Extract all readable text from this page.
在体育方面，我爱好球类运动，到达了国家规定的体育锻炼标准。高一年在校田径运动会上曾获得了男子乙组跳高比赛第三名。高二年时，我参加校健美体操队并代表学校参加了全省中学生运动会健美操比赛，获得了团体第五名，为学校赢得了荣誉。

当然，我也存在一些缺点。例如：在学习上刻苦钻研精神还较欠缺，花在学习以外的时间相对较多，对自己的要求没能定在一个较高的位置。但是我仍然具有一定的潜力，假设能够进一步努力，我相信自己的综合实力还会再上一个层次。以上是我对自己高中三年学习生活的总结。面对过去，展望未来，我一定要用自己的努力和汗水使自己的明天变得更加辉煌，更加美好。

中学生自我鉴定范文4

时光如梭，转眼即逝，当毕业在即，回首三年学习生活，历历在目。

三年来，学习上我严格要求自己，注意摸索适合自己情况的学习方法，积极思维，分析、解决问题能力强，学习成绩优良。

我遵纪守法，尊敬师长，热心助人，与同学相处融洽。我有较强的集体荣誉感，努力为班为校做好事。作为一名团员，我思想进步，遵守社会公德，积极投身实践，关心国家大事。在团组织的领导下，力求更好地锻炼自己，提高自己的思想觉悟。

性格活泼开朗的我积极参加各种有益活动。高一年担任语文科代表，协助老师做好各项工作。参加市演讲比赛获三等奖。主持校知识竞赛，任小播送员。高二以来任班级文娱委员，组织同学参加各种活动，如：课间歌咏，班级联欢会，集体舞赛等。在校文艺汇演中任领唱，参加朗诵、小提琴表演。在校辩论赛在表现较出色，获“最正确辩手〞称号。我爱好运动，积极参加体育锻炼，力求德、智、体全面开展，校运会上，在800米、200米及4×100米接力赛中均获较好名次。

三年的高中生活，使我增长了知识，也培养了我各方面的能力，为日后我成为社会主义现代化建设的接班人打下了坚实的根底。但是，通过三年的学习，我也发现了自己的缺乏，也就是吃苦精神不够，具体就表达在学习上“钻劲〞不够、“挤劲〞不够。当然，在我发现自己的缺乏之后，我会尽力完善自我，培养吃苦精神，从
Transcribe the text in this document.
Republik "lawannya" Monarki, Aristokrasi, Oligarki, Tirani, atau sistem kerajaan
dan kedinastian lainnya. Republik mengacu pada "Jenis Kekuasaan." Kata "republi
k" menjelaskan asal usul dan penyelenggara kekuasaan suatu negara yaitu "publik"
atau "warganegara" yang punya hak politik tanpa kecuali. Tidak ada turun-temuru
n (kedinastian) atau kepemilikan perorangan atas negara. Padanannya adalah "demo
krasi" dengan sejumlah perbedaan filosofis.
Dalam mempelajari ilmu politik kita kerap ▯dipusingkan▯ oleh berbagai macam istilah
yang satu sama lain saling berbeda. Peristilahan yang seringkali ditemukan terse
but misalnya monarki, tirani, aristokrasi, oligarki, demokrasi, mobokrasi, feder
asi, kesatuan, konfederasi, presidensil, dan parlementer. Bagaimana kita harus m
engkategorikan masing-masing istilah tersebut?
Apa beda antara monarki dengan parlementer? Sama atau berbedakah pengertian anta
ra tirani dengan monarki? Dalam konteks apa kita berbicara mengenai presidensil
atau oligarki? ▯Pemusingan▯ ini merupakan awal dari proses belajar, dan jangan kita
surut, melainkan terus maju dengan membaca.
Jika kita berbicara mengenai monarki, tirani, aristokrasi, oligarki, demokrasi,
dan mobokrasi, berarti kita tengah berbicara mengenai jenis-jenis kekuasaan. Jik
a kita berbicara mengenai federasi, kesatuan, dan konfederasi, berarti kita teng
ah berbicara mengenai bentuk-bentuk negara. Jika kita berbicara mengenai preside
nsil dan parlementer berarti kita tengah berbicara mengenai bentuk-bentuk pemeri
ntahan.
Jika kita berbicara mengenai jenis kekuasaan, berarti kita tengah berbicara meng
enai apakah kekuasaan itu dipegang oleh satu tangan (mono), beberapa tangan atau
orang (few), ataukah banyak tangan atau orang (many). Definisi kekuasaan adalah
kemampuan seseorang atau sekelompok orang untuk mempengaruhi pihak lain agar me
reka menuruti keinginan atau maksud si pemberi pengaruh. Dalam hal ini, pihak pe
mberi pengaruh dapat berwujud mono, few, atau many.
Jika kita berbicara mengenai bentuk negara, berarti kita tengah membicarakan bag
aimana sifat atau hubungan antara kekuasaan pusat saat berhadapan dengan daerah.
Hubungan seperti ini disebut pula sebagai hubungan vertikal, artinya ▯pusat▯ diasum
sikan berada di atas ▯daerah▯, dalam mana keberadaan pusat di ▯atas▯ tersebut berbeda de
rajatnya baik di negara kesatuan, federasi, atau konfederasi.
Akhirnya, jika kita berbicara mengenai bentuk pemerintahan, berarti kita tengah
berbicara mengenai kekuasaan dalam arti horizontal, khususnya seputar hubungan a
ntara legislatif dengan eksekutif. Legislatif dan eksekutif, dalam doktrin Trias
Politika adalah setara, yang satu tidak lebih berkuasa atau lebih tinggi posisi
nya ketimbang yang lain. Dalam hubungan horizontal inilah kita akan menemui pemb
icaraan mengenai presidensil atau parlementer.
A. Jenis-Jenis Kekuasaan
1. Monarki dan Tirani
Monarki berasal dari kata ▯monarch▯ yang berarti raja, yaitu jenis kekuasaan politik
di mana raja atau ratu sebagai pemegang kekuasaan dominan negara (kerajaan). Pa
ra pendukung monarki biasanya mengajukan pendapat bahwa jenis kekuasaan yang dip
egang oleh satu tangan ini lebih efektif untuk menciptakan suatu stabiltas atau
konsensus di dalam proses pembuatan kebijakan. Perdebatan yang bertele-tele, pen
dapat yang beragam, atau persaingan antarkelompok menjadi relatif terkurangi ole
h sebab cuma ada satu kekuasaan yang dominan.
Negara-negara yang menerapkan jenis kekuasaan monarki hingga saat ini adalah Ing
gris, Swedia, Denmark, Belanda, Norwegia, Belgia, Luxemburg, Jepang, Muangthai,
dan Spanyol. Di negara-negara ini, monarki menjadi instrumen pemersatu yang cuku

★ ★ ★ ★ ★ ★ ★

What to do:
Which lines of the data include "atas"? Copy each of them.

Task output:
n (kedinastian) atau kepemilikan perorangan atas negara. Padanannya adalah "demo
sikan berada di atas ▯daerah▯, dalam mana keberadaan pusat di ▯atas▯ tersebut berbeda de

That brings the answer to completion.